Set problem: Read the material below and tally how many lines hold the word "title", giving the number and nothing else.
BEGIN Provided records
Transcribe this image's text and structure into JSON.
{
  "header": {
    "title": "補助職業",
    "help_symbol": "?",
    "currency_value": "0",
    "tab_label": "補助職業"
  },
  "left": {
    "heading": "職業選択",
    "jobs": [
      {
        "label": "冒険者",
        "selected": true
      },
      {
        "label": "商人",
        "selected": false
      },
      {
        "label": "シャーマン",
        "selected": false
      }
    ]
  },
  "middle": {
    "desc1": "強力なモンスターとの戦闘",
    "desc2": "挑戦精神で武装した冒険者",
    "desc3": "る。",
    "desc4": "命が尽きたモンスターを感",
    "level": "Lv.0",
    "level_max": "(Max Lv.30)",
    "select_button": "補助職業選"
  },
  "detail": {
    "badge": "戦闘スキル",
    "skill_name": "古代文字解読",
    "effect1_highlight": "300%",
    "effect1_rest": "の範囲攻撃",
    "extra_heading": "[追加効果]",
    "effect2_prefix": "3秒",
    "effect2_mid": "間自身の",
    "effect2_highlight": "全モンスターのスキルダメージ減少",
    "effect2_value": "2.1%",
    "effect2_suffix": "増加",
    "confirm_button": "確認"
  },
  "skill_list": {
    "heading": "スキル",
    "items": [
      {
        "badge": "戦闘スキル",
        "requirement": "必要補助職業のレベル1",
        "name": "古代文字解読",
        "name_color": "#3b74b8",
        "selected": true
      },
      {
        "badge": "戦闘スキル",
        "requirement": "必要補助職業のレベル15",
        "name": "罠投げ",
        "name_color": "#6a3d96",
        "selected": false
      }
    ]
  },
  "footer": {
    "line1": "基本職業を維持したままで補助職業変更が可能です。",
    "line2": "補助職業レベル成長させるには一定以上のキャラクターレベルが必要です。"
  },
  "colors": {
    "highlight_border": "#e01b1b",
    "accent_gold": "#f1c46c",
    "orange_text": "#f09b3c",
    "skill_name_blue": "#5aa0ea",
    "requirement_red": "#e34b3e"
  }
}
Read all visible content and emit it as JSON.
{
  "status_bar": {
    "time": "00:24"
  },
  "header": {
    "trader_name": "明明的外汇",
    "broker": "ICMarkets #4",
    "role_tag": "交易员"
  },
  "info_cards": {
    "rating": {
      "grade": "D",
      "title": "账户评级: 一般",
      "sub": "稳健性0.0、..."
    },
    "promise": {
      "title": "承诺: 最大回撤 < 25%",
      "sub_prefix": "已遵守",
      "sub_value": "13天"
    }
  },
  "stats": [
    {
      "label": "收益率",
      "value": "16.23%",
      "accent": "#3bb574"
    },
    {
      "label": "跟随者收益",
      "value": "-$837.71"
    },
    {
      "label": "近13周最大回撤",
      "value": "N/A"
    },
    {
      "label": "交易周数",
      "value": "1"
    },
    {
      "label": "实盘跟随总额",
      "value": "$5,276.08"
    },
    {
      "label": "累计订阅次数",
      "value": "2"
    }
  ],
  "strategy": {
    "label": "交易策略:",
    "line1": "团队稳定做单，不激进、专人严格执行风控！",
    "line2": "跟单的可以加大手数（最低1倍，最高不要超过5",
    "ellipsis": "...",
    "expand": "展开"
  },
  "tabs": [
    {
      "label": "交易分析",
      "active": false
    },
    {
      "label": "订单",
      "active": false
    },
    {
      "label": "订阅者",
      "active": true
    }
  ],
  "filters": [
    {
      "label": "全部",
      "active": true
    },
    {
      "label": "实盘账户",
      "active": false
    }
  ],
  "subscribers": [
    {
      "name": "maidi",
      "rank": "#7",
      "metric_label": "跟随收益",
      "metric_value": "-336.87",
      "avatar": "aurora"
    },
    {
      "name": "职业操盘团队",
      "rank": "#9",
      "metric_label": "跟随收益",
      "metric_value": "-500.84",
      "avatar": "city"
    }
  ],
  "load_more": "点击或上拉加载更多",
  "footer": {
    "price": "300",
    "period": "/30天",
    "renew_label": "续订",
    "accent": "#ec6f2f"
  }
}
END Provided records
Solved exercise: 3